Exact reproduction is required for all entries.

RECORDS TO USE:
((
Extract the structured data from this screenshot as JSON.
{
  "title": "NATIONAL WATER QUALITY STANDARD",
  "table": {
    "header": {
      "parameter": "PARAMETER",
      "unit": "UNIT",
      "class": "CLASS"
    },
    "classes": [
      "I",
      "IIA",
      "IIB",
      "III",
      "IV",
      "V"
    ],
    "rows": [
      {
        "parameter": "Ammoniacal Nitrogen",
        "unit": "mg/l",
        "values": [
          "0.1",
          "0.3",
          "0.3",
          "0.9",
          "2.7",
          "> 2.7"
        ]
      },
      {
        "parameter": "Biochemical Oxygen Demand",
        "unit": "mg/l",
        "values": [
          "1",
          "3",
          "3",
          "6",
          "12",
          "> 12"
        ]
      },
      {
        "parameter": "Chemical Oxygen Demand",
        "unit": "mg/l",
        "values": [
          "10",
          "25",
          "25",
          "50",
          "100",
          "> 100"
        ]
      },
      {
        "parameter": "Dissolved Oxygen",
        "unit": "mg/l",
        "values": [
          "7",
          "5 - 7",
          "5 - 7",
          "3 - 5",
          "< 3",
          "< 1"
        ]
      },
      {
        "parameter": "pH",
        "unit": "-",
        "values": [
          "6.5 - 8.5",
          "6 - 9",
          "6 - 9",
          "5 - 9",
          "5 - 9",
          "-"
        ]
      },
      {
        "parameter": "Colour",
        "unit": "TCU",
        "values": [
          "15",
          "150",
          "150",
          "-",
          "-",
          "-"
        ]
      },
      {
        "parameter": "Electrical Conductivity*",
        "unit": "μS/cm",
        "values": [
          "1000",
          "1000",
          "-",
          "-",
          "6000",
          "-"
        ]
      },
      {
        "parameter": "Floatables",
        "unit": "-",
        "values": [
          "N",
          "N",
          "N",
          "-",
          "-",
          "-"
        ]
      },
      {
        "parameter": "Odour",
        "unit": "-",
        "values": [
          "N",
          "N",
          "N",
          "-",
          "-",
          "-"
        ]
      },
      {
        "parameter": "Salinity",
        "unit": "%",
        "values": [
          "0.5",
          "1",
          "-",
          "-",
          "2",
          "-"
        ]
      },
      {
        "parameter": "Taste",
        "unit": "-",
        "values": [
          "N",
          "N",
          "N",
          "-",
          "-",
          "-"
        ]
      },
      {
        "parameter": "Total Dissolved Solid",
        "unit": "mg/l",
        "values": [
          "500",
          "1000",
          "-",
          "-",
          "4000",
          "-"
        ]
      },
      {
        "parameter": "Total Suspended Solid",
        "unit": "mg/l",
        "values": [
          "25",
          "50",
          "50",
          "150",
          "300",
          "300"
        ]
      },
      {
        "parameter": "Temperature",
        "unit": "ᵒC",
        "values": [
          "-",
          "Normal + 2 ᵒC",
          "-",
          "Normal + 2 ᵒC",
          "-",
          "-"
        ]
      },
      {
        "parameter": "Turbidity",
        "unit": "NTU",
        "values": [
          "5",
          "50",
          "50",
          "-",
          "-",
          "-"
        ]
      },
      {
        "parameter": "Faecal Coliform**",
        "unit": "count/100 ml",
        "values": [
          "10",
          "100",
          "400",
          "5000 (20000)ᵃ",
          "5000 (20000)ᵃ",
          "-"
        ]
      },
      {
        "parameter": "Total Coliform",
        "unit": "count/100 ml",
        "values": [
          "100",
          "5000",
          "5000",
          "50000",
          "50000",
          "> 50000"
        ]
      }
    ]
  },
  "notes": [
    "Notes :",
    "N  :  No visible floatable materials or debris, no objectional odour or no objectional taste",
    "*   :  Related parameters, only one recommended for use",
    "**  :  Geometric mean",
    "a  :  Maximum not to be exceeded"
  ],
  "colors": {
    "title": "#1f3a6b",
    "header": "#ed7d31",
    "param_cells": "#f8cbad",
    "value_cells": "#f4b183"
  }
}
))
RESULT FOR THIS EXERCISE:
Extract the structured data from this screenshot as JSON.
{
  "title": "NATIONAL WATER QUALITY STANDARD",
  "table": {
    "header": {
      "parameter": "PARAMETER",
      "unit": "UNIT",
      "class": "CLASS"
    },
    "classes": [
      "I",
      "IIA",
      "IIB",
      "III",
      "IV",
      "V"
    ],
    "rows": [
      {
        "parameter": "Ammoniacal Nitrogen",
        "unit": "mg/l",
        "values": [
          "0.1",
          "0.3",
          "0.3",
          "0.9",
          "2.7",
          "> 2.7"
        ]
      },
      {
        "parameter": "Biochemical Oxygen Demand",
        "unit": "mg/l",
        "values": [
          "1",
          "3",
          "3",
          "6",
          "12",
          "> 12"
        ]
      },
      {
        "parameter": "Chemical Oxygen Demand",
        "unit": "mg/l",
        "values": [
          "10",
          "25",
          "25",
          "50",
          "100",
          "> 100"
        ]
      },
      {
        "parameter": "Dissolved Oxygen",
        "unit": "mg/l",
        "values": [
          "7",
          "5 - 7",
          "5 - 7",
          "3 - 5",
          "< 3",
          "< 1"
        ]
      },
      {
        "parameter": "pH",
        "unit": "-",
        "values": [
          "6.5 - 8.5",
          "6 - 9",
          "6 - 9",
          "5 - 9",
          "5 - 9",
          "-"
        ]
      },
      {
        "parameter": "Colour",
        "unit": "TCU",
        "values": [
          "15",
          "150",
          "150",
          "-",
          "-",
          "-"
        ]
      },
      {
        "parameter": "Electrical Conductivity*",
        "unit": "μS/cm",
        "values": [
          "1000",
          "1000",
          "-",
          "-",
          "6000",
          "-"
        ]
      },
      {
        "parameter": "Floatables",
        "unit": "-",
        "values": [
          "N",
          "N",
          "N",
          "-",
          "-",
          "-"
        ]
      },
      {
        "parameter": "Odour",
        "unit": "-",
        "values": [
          "N",
          "N",
          "N",
          "-",
          "-",
          "-"
        ]
      },
      {
        "parameter": "Salinity",
        "unit": "%",
        "values": [
          "0.5",
          "1",
          "-",
          "-",
          "2",
          "-"
        ]
      },
      {
        "parameter": "Taste",
        "unit": "-",
        "values": [
          "N",
          "N",
          "N",
          "-",
          "-",
          "-"
        ]
      },
      {
        "parameter": "Total Dissolved Solid",
        "unit": "mg/l",
        "values": [
          "500",
          "1000",
          "-",
          "-",
          "4000",
          "-"
        ]
      },
      {
        "parameter": "Total Suspended Solid",
        "unit": "mg/l",
        "values": [
          "25",
          "50",
          "50",
          "150",
          "300",
          "300"
        ]
      },
      {
        "parameter": "Temperature",
        "unit": "ᵒC",
        "values": [
          "-",
          "Normal + 2 ᵒC",
          "-",
          "Normal + 2 ᵒC",
          "-",
          "-"
        ]
      },
      {
        "parameter": "Turbidity",
        "unit": "NTU",
        "values": [
          "5",
          "50",
          "50",
          "-",
          "-",
          "-"
        ]
      },
      {
        "parameter": "Faecal Coliform**",
        "unit": "count/100 ml",
        "values": [
          "10",
          "100",
          "400",
          "5000 (20000)ᵃ",
          "5000 (20000)ᵃ",
          "-"
        ]
      },
      {
        "parameter": "Total Coliform",
        "unit": "count/100 ml",
        "values": [
          "100",
          "5000",
          "5000",
          "50000",
          "50000",
          "> 50000"
        ]
      }
    ]
  },
  "notes": [
    "Notes :",
    "N  :  No visible floatable materials or debris, no objectional odour or no objectional taste",
    "*   :  Related parameters, only one recommended for use",
    "**  :  Geometric mean",
    "a  :  Maximum not to be exceeded"
  ],
  "colors": {
    "title": "#1f3a6b",
    "header": "#ed7d31",
    "param_cells": "#f8cbad",
    "value_cells": "#f4b183"
  }
}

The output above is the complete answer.